Dataset rows:

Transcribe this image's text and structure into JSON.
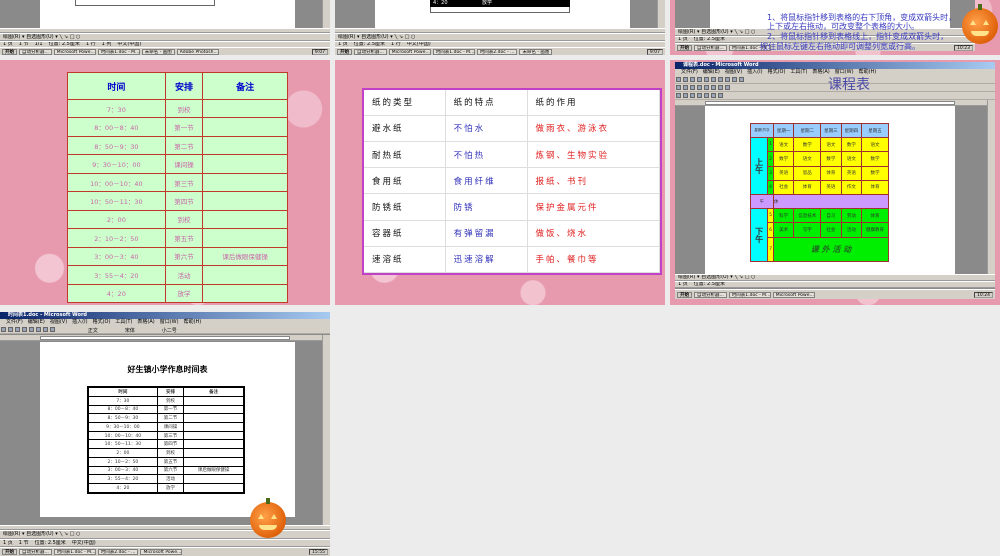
{
  "word_chrome": {
    "app_title_t6": "课程表.doc - Microsoft Word",
    "app_title_t7": "时间表1.doc - Microsoft Word",
    "menus": [
      "文件(F)",
      "编辑(E)",
      "视图(V)",
      "插入(I)",
      "格式(O)",
      "工具(T)",
      "表格(A)",
      "窗口(W)",
      "帮助(H)"
    ],
    "style_box": "正文",
    "font_box": "宋体",
    "size_box": "小二号",
    "draw_toolbar": "绘图(R) ▾  自选图形(U) ▾  ╲ ↘ □ ○",
    "status": [
      "1 页",
      "1 节",
      "1/1",
      "位置: 2.5厘米",
      "1 行",
      "1 列",
      "录制",
      "修订",
      "扩展",
      "改写",
      "中文(中国)"
    ],
    "start": "开始",
    "taskbar_items": [
      "自动分析器...",
      "Microsoft Powe...",
      "时间表1.doc - M...",
      "时间表2.doc - ...",
      "未命名 - 画图",
      "Adobe Photosh..."
    ],
    "clock_t1": "9:07",
    "clock_t2": "9:07",
    "clock_t3": "10:23",
    "clock_t6": "10:24",
    "clock_t7": "15:55"
  },
  "t2_selected_row": [
    "4：20",
    "放学"
  ],
  "t3_overlay": [
    "1、将鼠标指针移到表格的右下顶角，变成双箭头时，",
    "上下或左右拖动，可改变整个表格的大小。",
    "2、将鼠标指针移到表格线上，指针变成双箭头时，",
    "按住鼠标左键左右拖动即可调整列宽或行高。"
  ],
  "timetable": {
    "headers": [
      "时间",
      "安排",
      "备注"
    ],
    "rows": [
      [
        "7：30",
        "到校",
        ""
      ],
      [
        "8：00－8：40",
        "第一节",
        ""
      ],
      [
        "8：50－9：30",
        "第二节",
        ""
      ],
      [
        "9：30－10：00",
        "课间操",
        ""
      ],
      [
        "10：00－10：40",
        "第三节",
        ""
      ],
      [
        "10：50－11：30",
        "第四节",
        ""
      ],
      [
        "2：00",
        "到校",
        ""
      ],
      [
        "2：10－2：50",
        "第五节",
        ""
      ],
      [
        "3：00－3：40",
        "第六节",
        "课后做眼保健操"
      ],
      [
        "3：55－4：20",
        "活动",
        ""
      ],
      [
        "4：20",
        "放学",
        ""
      ]
    ]
  },
  "paper": {
    "headers": [
      "纸的类型",
      "纸的特点",
      "纸的作用"
    ],
    "rows": [
      [
        "避水纸",
        "不怕水",
        "做雨衣、游泳衣"
      ],
      [
        "耐热纸",
        "不怕热",
        "炼钢、生物实验"
      ],
      [
        "食用纸",
        "食用纤维",
        "报纸、书刊"
      ],
      [
        "防锈纸",
        "防锈",
        "保护金属元件"
      ],
      [
        "容器纸",
        "有弹留漏",
        "做饭、烧水"
      ],
      [
        "速溶纸",
        "迅速溶解",
        "手帕、餐巾等"
      ]
    ]
  },
  "schedule": {
    "title": "课程表",
    "corner": "星期\\节次",
    "days": [
      "星期一",
      "星期二",
      "星期三",
      "星期四",
      "星期五"
    ],
    "morning_label": "上午",
    "afternoon_label": "下午",
    "noon": [
      "午",
      "休"
    ],
    "morning": [
      [
        "1",
        "语文",
        "数学",
        "语文",
        "数学",
        "语文"
      ],
      [
        "2",
        "数学",
        "语文",
        "数学",
        "语文",
        "数学"
      ],
      [
        "3",
        "英语",
        "思品",
        "体育",
        "英语",
        "数学"
      ],
      [
        "4",
        "社会",
        "体育",
        "英语",
        "作文",
        "体育"
      ]
    ],
    "afternoon": [
      [
        "5",
        "科学",
        "信息技术",
        "自习",
        "劳动",
        "体育"
      ],
      [
        "6",
        "美术",
        "写字",
        "社会",
        "活动",
        "健康教育"
      ]
    ],
    "last_period": [
      "7",
      "课 外 活 动"
    ]
  },
  "t7_doc_title": "好生镇小学作息时间表",
  "colors": {
    "pink_bg": "#e79aae",
    "green_cell": "#ccffcc",
    "red_border": "#c0392b",
    "purple_border": "#c040c8",
    "yellow": "#ffff00",
    "green": "#00ee00",
    "cyan": "#00ffff",
    "lilac": "#cc99ff"
  }
}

To be done:
Using the data above, print every line exactly, omitting pictures.

Result of this exercise:
Transcribe this image's text and structure into JSON.
{
  "word_chrome": {
    "app_title_t6": "课程表.doc - Microsoft Word",
    "app_title_t7": "时间表1.doc - Microsoft Word",
    "menus": [
      "文件(F)",
      "编辑(E)",
      "视图(V)",
      "插入(I)",
      "格式(O)",
      "工具(T)",
      "表格(A)",
      "窗口(W)",
      "帮助(H)"
    ],
    "style_box": "正文",
    "font_box": "宋体",
    "size_box": "小二号",
    "draw_toolbar": "绘图(R) ▾  自选图形(U) ▾  ╲ ↘ □ ○",
    "status": [
      "1 页",
      "1 节",
      "1/1",
      "位置: 2.5厘米",
      "1 行",
      "1 列",
      "录制",
      "修订",
      "扩展",
      "改写",
      "中文(中国)"
    ],
    "start": "开始",
    "taskbar_items": [
      "自动分析器...",
      "Microsoft Powe...",
      "时间表1.doc - M...",
      "时间表2.doc - ...",
      "未命名 - 画图",
      "Adobe Photosh..."
    ],
    "clock_t1": "9:07",
    "clock_t2": "9:07",
    "clock_t3": "10:23",
    "clock_t6": "10:24",
    "clock_t7": "15:55"
  },
  "t2_selected_row": [
    "4：20",
    "放学"
  ],
  "t3_overlay": [
    "1、将鼠标指针移到表格的右下顶角，变成双箭头时，",
    "上下或左右拖动，可改变整个表格的大小。",
    "2、将鼠标指针移到表格线上，指针变成双箭头时，",
    "按住鼠标左键左右拖动即可调整列宽或行高。"
  ],
  "timetable": {
    "headers": [
      "时间",
      "安排",
      "备注"
    ],
    "rows": [
      [
        "7：30",
        "到校",
        ""
      ],
      [
        "8：00－8：40",
        "第一节",
        ""
      ],
      [
        "8：50－9：30",
        "第二节",
        ""
      ],
      [
        "9：30－10：00",
        "课间操",
        ""
      ],
      [
        "10：00－10：40",
        "第三节",
        ""
      ],
      [
        "10：50－11：30",
        "第四节",
        ""
      ],
      [
        "2：00",
        "到校",
        ""
      ],
      [
        "2：10－2：50",
        "第五节",
        ""
      ],
      [
        "3：00－3：40",
        "第六节",
        "课后做眼保健操"
      ],
      [
        "3：55－4：20",
        "活动",
        ""
      ],
      [
        "4：20",
        "放学",
        ""
      ]
    ]
  },
  "paper": {
    "headers": [
      "纸的类型",
      "纸的特点",
      "纸的作用"
    ],
    "rows": [
      [
        "避水纸",
        "不怕水",
        "做雨衣、游泳衣"
      ],
      [
        "耐热纸",
        "不怕热",
        "炼钢、生物实验"
      ],
      [
        "食用纸",
        "食用纤维",
        "报纸、书刊"
      ],
      [
        "防锈纸",
        "防锈",
        "保护金属元件"
      ],
      [
        "容器纸",
        "有弹留漏",
        "做饭、烧水"
      ],
      [
        "速溶纸",
        "迅速溶解",
        "手帕、餐巾等"
      ]
    ]
  },
  "schedule": {
    "title": "课程表",
    "corner": "星期\\节次",
    "days": [
      "星期一",
      "星期二",
      "星期三",
      "星期四",
      "星期五"
    ],
    "morning_label": "上午",
    "afternoon_label": "下午",
    "noon": [
      "午",
      "休"
    ],
    "morning": [
      [
        "1",
        "语文",
        "数学",
        "语文",
        "数学",
        "语文"
      ],
      [
        "2",
        "数学",
        "语文",
        "数学",
        "语文",
        "数学"
      ],
      [
        "3",
        "英语",
        "思品",
        "体育",
        "英语",
        "数学"
      ],
      [
        "4",
        "社会",
        "体育",
        "英语",
        "作文",
        "体育"
      ]
    ],
    "afternoon": [
      [
        "5",
        "科学",
        "信息技术",
        "自习",
        "劳动",
        "体育"
      ],
      [
        "6",
        "美术",
        "写字",
        "社会",
        "活动",
        "健康教育"
      ]
    ],
    "last_period": [
      "7",
      "课 外 活 动"
    ]
  },
  "t7_doc_title": "好生镇小学作息时间表",
  "colors": {
    "pink_bg": "#e79aae",
    "green_cell": "#ccffcc",
    "red_border": "#c0392b",
    "purple_border": "#c040c8",
    "yellow": "#ffff00",
    "green": "#00ee00",
    "cyan": "#00ffff",
    "lilac": "#cc99ff"
  }
}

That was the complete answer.